● ASSIGNED TASK 1: In the privacy settings article, what do first-party cookies remember?
● ASSIGNED TASK 2: From the privacy settings article, extract the passage between "You visit a news" and "widgets, tracking pixels.", inclusive.
● ASSIGNED TASK 3: Extend the article on privacy settings and web tracking, picking up after its final sentence.

● STUDY TEXT:
━━━━━━━━━━━━━━━━━━━━

Privacy Settings to Change on Every New Device

You visit a news site. Then you see an ad for something you searched for on Amazon. Then the same ad appears on a completely different site. This isn’t coincidence. It’s a tracking infrastructure that follows you around the web, and it’s more extensive than most people realize.

The mechanics: how third-party cookies work

When you visit a website, your browser stores small files called cookies. First-party cookies are set by the site you’re visiting and are mostly legitimate — they remember your login, your cart, your preferences. Third-party cookies are set by other domains embedded in the page: ad networks, analytics services, social media widgets, tracking pixels.

An ad network like Google’s DoubleClick is embedded in thousands of websites. Every time you visit one of those sites, DoubleClick’s code runs and drops a cookie identifying your browser. When you visit a different site that also uses DoubleClick, they recognize your cookie, log that visit, and add it to your profile. Do this across thousands of sites and you get a detailed map of someone’s interests, habits, and behavior.

━━━━━━━━━━━━━━━━━━━━

● DATA SECTION:
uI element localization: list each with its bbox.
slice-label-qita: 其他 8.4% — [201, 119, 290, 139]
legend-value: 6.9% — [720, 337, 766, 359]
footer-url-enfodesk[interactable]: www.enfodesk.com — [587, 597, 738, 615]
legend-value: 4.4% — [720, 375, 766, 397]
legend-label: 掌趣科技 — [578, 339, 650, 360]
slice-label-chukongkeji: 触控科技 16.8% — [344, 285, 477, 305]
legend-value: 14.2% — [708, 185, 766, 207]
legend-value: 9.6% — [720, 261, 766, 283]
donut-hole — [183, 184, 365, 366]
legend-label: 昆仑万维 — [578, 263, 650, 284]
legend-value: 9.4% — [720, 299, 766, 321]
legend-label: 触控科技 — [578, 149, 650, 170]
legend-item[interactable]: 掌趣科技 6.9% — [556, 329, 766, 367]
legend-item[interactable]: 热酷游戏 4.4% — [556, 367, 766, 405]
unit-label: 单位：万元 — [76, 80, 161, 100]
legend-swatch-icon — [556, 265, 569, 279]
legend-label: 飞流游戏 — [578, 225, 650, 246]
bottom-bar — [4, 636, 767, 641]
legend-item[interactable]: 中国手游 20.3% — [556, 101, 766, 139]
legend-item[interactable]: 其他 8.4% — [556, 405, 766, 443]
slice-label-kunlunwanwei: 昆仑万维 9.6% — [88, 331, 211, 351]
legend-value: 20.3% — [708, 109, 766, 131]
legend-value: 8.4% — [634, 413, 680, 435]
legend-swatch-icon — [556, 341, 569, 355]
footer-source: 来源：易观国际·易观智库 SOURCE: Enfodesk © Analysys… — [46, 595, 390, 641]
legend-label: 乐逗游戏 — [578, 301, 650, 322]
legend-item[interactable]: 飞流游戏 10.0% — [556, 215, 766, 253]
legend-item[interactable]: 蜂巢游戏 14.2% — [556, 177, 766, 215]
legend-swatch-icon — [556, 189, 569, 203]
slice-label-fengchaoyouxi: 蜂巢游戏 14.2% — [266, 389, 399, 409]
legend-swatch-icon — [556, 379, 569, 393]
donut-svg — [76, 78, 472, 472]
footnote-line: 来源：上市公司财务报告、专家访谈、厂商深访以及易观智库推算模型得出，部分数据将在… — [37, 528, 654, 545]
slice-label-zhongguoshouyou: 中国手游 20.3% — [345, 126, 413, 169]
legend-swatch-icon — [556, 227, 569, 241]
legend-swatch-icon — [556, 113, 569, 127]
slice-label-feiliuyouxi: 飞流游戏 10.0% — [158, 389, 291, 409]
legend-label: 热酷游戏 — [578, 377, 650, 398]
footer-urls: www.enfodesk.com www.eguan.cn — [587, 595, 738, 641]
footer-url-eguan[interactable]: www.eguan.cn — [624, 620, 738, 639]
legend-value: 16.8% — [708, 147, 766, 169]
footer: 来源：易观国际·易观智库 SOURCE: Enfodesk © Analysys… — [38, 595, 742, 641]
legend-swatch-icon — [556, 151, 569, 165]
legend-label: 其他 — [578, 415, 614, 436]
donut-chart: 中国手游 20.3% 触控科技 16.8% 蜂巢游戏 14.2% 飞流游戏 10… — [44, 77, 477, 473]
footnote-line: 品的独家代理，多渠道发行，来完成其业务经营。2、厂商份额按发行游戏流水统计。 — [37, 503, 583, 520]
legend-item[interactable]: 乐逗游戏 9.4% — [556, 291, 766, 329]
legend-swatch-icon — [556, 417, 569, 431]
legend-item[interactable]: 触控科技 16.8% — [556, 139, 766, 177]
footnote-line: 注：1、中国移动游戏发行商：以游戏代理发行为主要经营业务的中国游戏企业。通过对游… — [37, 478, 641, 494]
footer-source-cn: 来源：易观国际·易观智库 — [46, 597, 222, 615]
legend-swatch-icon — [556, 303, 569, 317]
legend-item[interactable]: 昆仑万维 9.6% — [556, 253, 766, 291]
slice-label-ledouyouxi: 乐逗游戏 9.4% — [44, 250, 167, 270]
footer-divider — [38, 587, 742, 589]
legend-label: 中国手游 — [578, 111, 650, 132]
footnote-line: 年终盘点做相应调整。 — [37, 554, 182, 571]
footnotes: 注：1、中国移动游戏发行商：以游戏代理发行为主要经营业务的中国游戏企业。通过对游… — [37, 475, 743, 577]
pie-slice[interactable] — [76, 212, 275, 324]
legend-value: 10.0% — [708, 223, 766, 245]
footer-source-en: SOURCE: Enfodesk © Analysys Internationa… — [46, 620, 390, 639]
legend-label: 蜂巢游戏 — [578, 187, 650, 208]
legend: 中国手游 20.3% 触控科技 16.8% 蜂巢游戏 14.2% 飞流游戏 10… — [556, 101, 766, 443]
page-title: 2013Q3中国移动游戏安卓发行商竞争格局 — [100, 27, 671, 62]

━━━━━━━━━━━━━━━━━━━━

● EXERCISE ANSWER 1: Your login, your cart, and your preferences.

● EXERCISE ANSWER 2:
You visit a news site. Then you see an ad for something you searched for on Amazon. Then the same ad appears on a completely different site. This isn’t coincidence. It’s a tracking infrastructure that follows you around the web, and it’s more extensive than most people realize.

The mechanics: how third-party cookies work

When you visit a website, your browser stores small files called cookies. First-party cookies are set by the site you’re visiting and are mostly legitimate — they remember your login, your cart, your preferences. Third-party cookies are set by other domains embedded in the page: ad networks, analytics services, social media widgets, tracking pixels.

● EXERCISE ANSWER 3:
Tracking beyond cookies

Browsers are phasing out third-party cookies, but the tracking industry has adapted. Browser fingerprinting identifies you by the unique combination of your browser version, operating system, screen resolution, installed fonts, time zone, and hundreds of other attributes. No cookie needed — your browser’s configuration is distinctive enough to identify you across sites with high accuracy.

Tracking pixels — tiny, invisible images embedded in web pages and emails — log when you load a page or open an email, along with your IP address, browser, and device. This is how email marketers know their emails were opened. Link tracking appends parameters to URLs that identify you when you click, even from email.

Login-based tracking is the most persistent: if you’re logged into Google or Facebook, those companies track your activity across every site with a Google or Facebook integration — and both are embedded in the vast majority of the web. Logging out doesn’t fully stop this; being logged in makes the tracking explicit and comprehensive.

What this data is used for

Behavioral profiles built from cross-site tracking are used for advertising targeting — showing you ads based on what you’ve searched for, read, and purchased. They’re also sold to data brokers who combine them with offline data (credit history, public records, purchase data from loyalty programs) to build comprehensive profiles that are used for credit decisions, insurance pricing, and more.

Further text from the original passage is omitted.